Copy each line below in which the string "Temperature" occurs.
* BEGIN MATERIAL TO PROCESS *
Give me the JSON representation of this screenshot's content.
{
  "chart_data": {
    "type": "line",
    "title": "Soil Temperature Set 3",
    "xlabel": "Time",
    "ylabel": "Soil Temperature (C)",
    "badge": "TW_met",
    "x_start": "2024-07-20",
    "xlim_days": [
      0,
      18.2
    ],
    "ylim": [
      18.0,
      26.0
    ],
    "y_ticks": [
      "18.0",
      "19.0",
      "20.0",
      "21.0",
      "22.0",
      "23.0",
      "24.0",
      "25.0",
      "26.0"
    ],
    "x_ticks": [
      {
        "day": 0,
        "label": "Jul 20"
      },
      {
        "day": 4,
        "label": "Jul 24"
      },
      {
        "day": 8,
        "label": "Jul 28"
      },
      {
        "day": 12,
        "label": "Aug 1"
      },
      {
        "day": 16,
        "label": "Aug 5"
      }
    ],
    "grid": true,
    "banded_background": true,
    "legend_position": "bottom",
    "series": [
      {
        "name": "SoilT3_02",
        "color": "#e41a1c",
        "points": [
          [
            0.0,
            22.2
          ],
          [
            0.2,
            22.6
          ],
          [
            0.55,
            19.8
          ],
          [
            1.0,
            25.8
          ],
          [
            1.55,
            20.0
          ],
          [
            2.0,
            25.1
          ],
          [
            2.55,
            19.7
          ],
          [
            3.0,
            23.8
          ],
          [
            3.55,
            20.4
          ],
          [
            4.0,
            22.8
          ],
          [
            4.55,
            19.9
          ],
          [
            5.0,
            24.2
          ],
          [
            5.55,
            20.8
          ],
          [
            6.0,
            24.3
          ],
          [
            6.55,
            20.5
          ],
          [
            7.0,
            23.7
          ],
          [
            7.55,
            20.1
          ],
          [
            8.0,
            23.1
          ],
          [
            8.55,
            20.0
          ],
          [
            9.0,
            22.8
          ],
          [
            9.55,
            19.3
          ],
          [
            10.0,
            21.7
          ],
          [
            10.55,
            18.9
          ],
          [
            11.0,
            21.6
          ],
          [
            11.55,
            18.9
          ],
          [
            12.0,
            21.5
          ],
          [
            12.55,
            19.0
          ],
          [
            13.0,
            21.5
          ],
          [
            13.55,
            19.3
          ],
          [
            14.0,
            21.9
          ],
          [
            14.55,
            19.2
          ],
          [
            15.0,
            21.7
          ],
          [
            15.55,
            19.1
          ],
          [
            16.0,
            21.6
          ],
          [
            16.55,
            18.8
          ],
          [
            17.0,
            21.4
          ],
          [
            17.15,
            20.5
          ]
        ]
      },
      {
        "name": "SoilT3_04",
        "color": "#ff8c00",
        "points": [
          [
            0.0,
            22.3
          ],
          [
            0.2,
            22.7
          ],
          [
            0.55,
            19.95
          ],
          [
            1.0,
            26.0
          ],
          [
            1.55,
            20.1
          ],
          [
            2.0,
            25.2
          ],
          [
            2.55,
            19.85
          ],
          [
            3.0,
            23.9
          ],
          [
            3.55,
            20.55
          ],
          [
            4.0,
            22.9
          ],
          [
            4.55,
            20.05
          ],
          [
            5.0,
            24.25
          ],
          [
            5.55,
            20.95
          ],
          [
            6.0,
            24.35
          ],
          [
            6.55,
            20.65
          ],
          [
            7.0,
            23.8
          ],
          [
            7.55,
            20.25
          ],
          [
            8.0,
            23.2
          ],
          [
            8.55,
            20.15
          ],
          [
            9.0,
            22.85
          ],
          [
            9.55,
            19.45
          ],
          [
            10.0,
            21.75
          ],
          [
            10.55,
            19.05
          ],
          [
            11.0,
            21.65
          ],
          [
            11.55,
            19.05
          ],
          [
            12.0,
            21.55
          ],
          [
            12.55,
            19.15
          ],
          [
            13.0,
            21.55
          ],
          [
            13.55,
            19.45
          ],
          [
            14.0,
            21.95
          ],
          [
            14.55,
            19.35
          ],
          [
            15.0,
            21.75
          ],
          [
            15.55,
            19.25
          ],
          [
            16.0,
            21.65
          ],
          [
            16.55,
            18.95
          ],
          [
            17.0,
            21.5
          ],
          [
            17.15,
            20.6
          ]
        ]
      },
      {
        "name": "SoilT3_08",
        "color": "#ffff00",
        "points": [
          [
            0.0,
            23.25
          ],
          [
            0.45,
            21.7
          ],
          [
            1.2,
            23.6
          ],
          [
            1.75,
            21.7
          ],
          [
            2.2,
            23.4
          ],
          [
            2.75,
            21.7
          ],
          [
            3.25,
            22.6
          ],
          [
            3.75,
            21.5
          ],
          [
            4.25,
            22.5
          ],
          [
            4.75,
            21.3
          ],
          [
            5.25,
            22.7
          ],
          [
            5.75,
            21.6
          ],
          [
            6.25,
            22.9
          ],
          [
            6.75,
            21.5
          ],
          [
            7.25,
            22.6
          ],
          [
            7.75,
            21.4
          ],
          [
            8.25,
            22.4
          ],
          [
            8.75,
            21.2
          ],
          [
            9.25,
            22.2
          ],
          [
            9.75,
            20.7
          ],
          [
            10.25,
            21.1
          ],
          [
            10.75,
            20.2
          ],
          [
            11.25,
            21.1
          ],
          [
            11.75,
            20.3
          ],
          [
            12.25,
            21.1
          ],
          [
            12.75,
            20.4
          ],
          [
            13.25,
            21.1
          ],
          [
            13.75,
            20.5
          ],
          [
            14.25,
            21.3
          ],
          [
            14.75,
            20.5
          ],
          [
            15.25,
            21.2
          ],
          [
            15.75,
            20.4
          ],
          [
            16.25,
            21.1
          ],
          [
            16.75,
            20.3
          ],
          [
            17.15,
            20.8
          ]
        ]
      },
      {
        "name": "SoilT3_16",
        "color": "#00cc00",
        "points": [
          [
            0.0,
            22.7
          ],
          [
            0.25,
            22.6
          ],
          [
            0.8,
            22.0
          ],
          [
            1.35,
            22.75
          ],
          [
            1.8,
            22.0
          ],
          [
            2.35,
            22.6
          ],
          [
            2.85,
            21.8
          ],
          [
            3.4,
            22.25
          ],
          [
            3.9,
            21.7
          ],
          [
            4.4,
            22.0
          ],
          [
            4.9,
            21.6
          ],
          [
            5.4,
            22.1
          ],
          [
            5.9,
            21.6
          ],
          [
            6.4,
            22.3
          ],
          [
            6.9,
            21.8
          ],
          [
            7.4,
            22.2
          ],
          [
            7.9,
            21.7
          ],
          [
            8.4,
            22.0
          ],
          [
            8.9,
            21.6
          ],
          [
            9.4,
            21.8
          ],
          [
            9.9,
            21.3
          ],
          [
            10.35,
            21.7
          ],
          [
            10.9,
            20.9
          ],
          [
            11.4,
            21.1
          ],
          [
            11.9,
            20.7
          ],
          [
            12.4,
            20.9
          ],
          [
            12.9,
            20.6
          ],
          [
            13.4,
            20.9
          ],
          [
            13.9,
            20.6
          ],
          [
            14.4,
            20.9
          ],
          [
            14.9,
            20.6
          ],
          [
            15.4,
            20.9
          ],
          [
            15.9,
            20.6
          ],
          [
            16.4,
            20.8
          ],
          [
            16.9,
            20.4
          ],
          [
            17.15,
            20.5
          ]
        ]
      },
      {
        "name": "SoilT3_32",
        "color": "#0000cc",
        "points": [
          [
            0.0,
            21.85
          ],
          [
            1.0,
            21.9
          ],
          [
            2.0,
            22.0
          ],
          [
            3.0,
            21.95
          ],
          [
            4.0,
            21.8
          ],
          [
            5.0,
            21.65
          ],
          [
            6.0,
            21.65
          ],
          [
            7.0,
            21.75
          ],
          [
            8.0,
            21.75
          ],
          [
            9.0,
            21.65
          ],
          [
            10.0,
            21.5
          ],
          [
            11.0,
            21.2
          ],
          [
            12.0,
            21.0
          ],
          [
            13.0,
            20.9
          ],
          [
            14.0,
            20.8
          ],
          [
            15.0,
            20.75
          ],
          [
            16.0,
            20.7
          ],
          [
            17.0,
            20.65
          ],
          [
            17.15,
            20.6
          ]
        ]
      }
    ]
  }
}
* END MATERIAL TO PROCESS *
EXERCISE SOLUTION:
    "title": "Soil Temperature Set 3",
    "ylabel": "Soil Temperature (C)",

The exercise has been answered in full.